▶ **INPUT**
_ _ _ _ _ _ _

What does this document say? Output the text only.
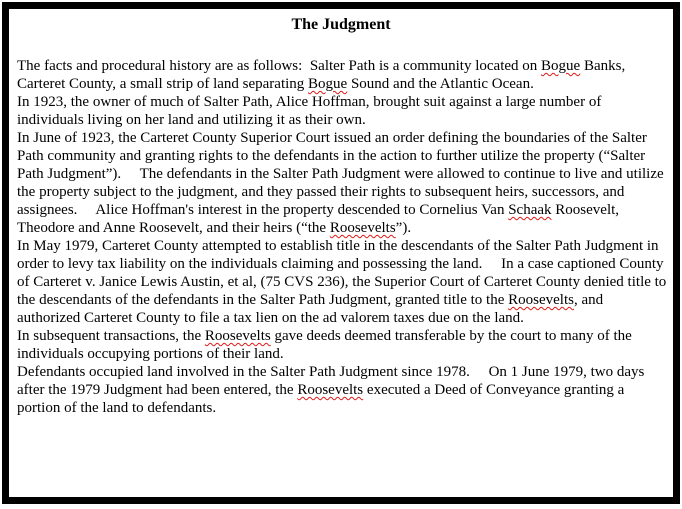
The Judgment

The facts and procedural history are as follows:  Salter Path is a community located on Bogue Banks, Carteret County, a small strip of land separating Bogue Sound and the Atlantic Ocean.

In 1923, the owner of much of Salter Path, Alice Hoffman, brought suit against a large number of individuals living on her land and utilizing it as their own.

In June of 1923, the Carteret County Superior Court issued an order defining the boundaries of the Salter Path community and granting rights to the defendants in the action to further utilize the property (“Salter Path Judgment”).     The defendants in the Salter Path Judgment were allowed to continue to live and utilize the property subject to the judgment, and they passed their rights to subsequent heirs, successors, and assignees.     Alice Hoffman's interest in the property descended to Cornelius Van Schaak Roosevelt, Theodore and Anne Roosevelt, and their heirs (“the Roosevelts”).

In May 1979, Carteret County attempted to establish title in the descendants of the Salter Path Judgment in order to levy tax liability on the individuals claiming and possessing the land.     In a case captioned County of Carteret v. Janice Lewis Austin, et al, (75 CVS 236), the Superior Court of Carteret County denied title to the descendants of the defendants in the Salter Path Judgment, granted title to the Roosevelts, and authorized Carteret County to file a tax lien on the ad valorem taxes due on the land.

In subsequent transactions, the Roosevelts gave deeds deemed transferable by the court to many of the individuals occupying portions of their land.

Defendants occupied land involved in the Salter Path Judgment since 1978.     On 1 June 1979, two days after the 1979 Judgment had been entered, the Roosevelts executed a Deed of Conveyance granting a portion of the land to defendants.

_ _ _ _ _ _ _

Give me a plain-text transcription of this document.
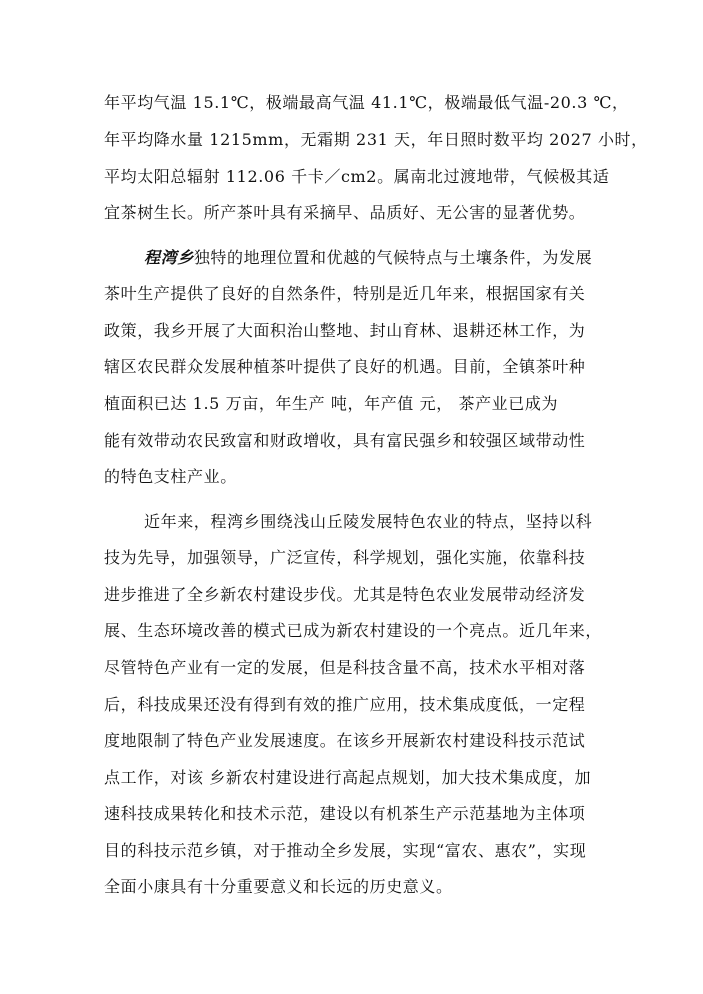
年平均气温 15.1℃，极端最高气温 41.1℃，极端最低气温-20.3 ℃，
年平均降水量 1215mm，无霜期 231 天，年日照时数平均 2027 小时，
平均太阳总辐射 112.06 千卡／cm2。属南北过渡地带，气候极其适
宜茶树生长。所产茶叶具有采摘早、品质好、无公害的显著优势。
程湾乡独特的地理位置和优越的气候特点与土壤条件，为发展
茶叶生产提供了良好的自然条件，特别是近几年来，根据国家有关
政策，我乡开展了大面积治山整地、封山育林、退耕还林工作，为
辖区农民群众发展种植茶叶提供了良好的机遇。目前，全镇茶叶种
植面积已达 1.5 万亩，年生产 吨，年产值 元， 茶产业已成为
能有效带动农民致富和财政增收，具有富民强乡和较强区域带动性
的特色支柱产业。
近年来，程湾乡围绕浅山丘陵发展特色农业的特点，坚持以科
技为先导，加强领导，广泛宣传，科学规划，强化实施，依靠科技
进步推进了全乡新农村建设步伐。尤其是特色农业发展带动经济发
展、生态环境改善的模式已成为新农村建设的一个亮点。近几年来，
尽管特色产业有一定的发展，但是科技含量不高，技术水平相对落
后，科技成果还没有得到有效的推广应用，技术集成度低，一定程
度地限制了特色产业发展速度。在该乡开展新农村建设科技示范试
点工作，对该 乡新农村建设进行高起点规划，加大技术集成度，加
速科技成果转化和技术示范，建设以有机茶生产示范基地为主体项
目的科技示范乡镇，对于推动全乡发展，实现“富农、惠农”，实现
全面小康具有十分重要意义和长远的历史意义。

_ _ _ _ _ _ _

Copy out the lines that hold "text".

▶ **RESULT OF THIS EXERCISE**
What does this document say? Output the text only.
Give me a plain-text transcription of this document.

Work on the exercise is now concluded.